Set problem
Restate all the material verbatim, except for the pictures.

(Collected data entries)

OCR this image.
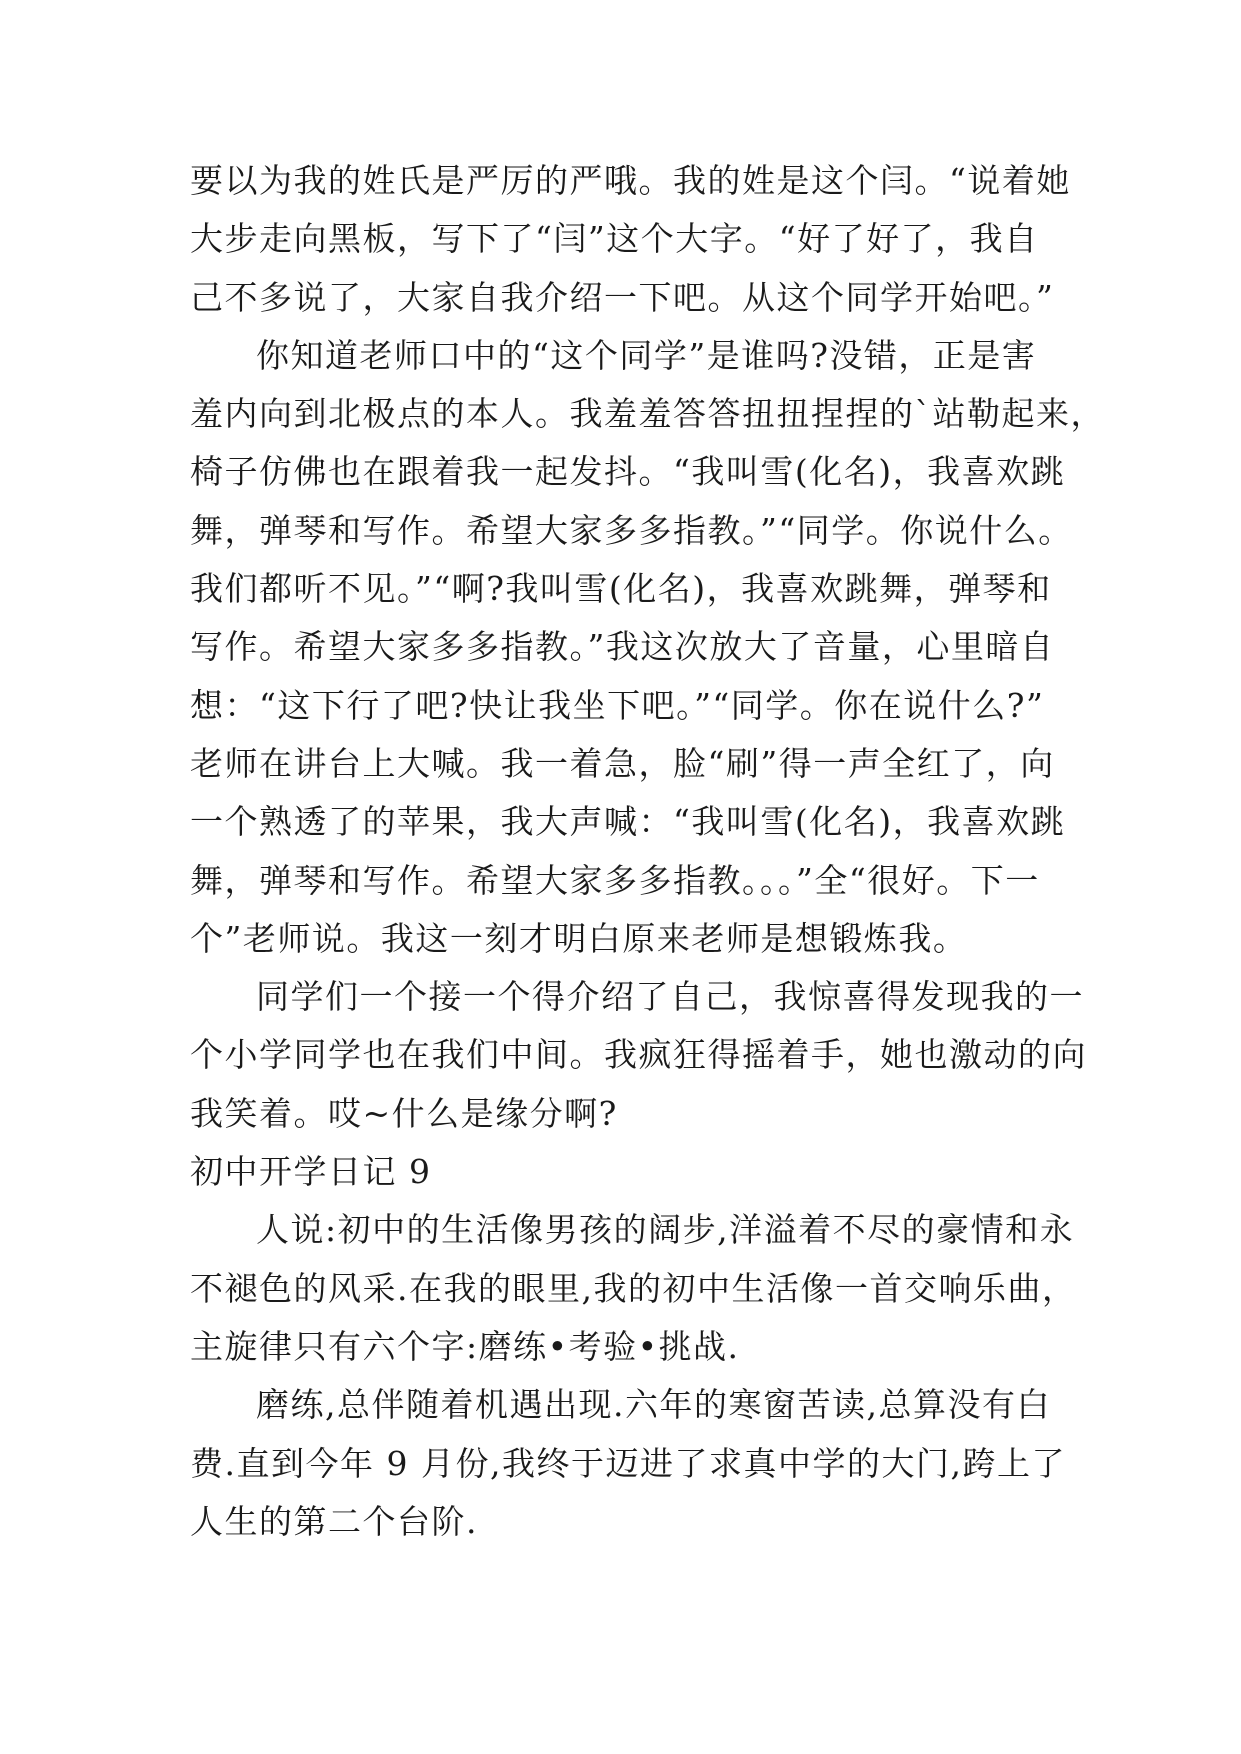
要以为我的姓氏是严厉的严哦。我的姓是这个闫。“说着她
大步走向黑板，写下了“闫”这个大字。“好了好了，我自
己不多说了，大家自我介绍一下吧。从这个同学开始吧。”
你知道老师口中的“这个同学”是谁吗?没错，正是害
羞内向到北极点的本人。我羞羞答答扭扭捏捏的`站勒起来，
椅子仿佛也在跟着我一起发抖。“我叫雪(化名)，我喜欢跳
舞，弹琴和写作。希望大家多多指教。”“同学。你说什么。
我们都听不见。”“啊?我叫雪(化名)，我喜欢跳舞，弹琴和
写作。希望大家多多指教。”我这次放大了音量，心里暗自
想：“这下行了吧?快让我坐下吧。”“同学。你在说什么?”
老师在讲台上大喊。我一着急，脸“刷”得一声全红了，向
一个熟透了的苹果，我大声喊：“我叫雪(化名)，我喜欢跳
舞，弹琴和写作。希望大家多多指教。。。”全“很好。下一
个”老师说。我这一刻才明白原来老师是想锻炼我。
同学们一个接一个得介绍了自己，我惊喜得发现我的一
个小学同学也在我们中间。我疯狂得摇着手，她也激动的向
我笑着。哎~什么是缘分啊?
初中开学日记 9
人说:初中的生活像男孩的阔步,洋溢着不尽的豪情和永
不褪色的风采.在我的眼里,我的初中生活像一首交响乐曲，
主旋律只有六个字:磨练•考验•挑战.
磨练,总伴随着机遇出现.六年的寒窗苦读,总算没有白
费.直到今年 9 月份,我终于迈进了求真中学的大门,跨上了
人生的第二个台阶.
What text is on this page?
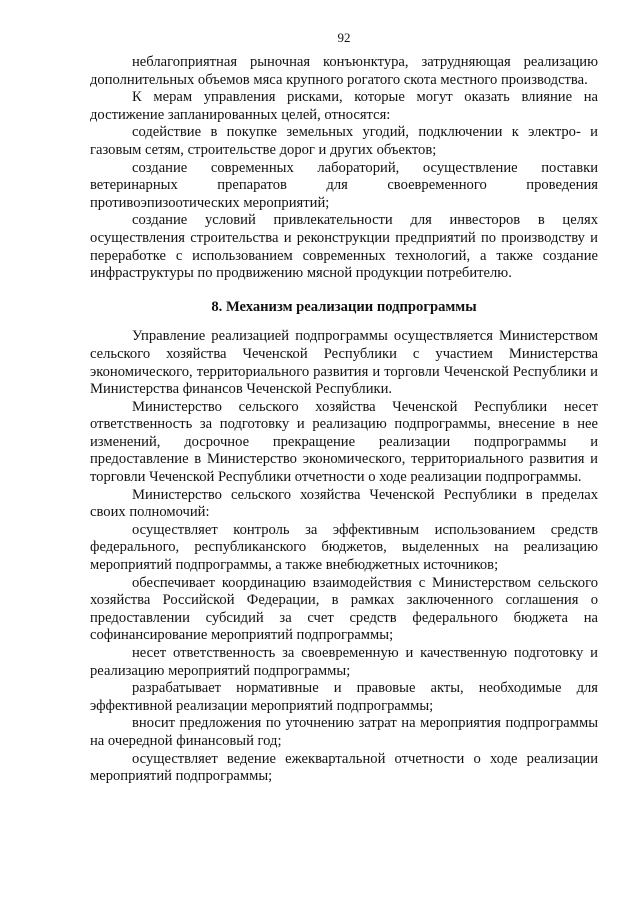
92

неблагоприятная рыночная конъюнктура, затрудняющая реализацию дополнительных объемов мяса крупного рогатого скота местного производства.

К мерам управления рисками, которые могут оказать влияние на достижение запланированных целей, относятся:

содействие в покупке земельных угодий, подключении к электро- и газовым сетям, строительстве дорог и других объектов;

создание современных лабораторий, осуществление поставки ветеринарных препаратов для своевременного проведения противоэпизоотических мероприятий;

создание условий привлекательности для инвесторов в целях осуществления строительства и реконструкции предприятий по производству и переработке с использованием современных технологий, а также создание инфраструктуры по продвижению мясной продукции потребителю.

8. Механизм реализации подпрограммы

Управление реализацией подпрограммы осуществляется Министерством сельского хозяйства Чеченской Республики с участием Министерства экономического, территориального развития и торговли Чеченской Республики и Министерства финансов Чеченской Республики.

Министерство сельского хозяйства Чеченской Республики несет ответственность за подготовку и реализацию подпрограммы, внесение в нее изменений, досрочное прекращение реализации подпрограммы и предоставление в Министерство экономического, территориального развития и торговли Чеченской Республики отчетности о ходе реализации подпрограммы.

Министерство сельского хозяйства Чеченской Республики в пределах своих полномочий:

осуществляет контроль за эффективным использованием средств федерального, республиканского бюджетов, выделенных на реализацию мероприятий подпрограммы, а также внебюджетных источников;

обеспечивает координацию взаимодействия с Министерством сельского хозяйства Российской Федерации, в рамках заключенного соглашения о предоставлении субсидий за счет средств федерального бюджета на софинансирование мероприятий подпрограммы;

несет ответственность за своевременную и качественную подготовку и реализацию мероприятий подпрограммы;

разрабатывает нормативные и правовые акты, необходимые для эффективной реализации мероприятий подпрограммы;

вносит предложения по уточнению затрат на мероприятия подпрограммы на очередной финансовый год;

осуществляет ведение ежеквартальной отчетности о ходе реализации мероприятий подпрограммы;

Exercise result
OCR this image.
要以为我的姓氏是严厉的严哦。我的姓是这个闫。“说着她
大步走向黑板，写下了“闫”这个大字。“好了好了，我自
己不多说了，大家自我介绍一下吧。从这个同学开始吧。”
你知道老师口中的“这个同学”是谁吗?没错，正是害
羞内向到北极点的本人。我羞羞答答扭扭捏捏的`站勒起来，
椅子仿佛也在跟着我一起发抖。“我叫雪(化名)，我喜欢跳
舞，弹琴和写作。希望大家多多指教。”“同学。你说什么。
我们都听不见。”“啊?我叫雪(化名)，我喜欢跳舞，弹琴和
写作。希望大家多多指教。”我这次放大了音量，心里暗自
想：“这下行了吧?快让我坐下吧。”“同学。你在说什么?”
老师在讲台上大喊。我一着急，脸“刷”得一声全红了，向
一个熟透了的苹果，我大声喊：“我叫雪(化名)，我喜欢跳
舞，弹琴和写作。希望大家多多指教。。。”全“很好。下一
个”老师说。我这一刻才明白原来老师是想锻炼我。
同学们一个接一个得介绍了自己，我惊喜得发现我的一
个小学同学也在我们中间。我疯狂得摇着手，她也激动的向
我笑着。哎~什么是缘分啊?
初中开学日记 9
人说:初中的生活像男孩的阔步,洋溢着不尽的豪情和永
不褪色的风采.在我的眼里,我的初中生活像一首交响乐曲，
主旋律只有六个字:磨练•考验•挑战.
磨练,总伴随着机遇出现.六年的寒窗苦读,总算没有白
费.直到今年 9 月份,我终于迈进了求真中学的大门,跨上了
人生的第二个台阶.
What text is on this page?
92

неблагоприятная рыночная конъюнктура, затрудняющая реализацию дополнительных объемов мяса крупного рогатого скота местного производства.

К мерам управления рисками, которые могут оказать влияние на достижение запланированных целей, относятся:

содействие в покупке земельных угодий, подключении к электро- и газовым сетям, строительстве дорог и других объектов;

создание современных лабораторий, осуществление поставки ветеринарных препаратов для своевременного проведения противоэпизоотических мероприятий;

создание условий привлекательности для инвесторов в целях осуществления строительства и реконструкции предприятий по производству и переработке с использованием современных технологий, а также создание инфраструктуры по продвижению мясной продукции потребителю.

8. Механизм реализации подпрограммы

Управление реализацией подпрограммы осуществляется Министерством сельского хозяйства Чеченской Республики с участием Министерства экономического, территориального развития и торговли Чеченской Республики и Министерства финансов Чеченской Республики.

Министерство сельского хозяйства Чеченской Республики несет ответственность за подготовку и реализацию подпрограммы, внесение в нее изменений, досрочное прекращение реализации подпрограммы и предоставление в Министерство экономического, территориального развития и торговли Чеченской Республики отчетности о ходе реализации подпрограммы.

Министерство сельского хозяйства Чеченской Республики в пределах своих полномочий:

осуществляет контроль за эффективным использованием средств федерального, республиканского бюджетов, выделенных на реализацию мероприятий подпрограммы, а также внебюджетных источников;

обеспечивает координацию взаимодействия с Министерством сельского хозяйства Российской Федерации, в рамках заключенного соглашения о предоставлении субсидий за счет средств федерального бюджета на софинансирование мероприятий подпрограммы;

несет ответственность за своевременную и качественную подготовку и реализацию мероприятий подпрограммы;

разрабатывает нормативные и правовые акты, необходимые для эффективной реализации мероприятий подпрограммы;

вносит предложения по уточнению затрат на мероприятия подпрограммы на очередной финансовый год;

осуществляет ведение ежеквартальной отчетности о ходе реализации мероприятий подпрограммы;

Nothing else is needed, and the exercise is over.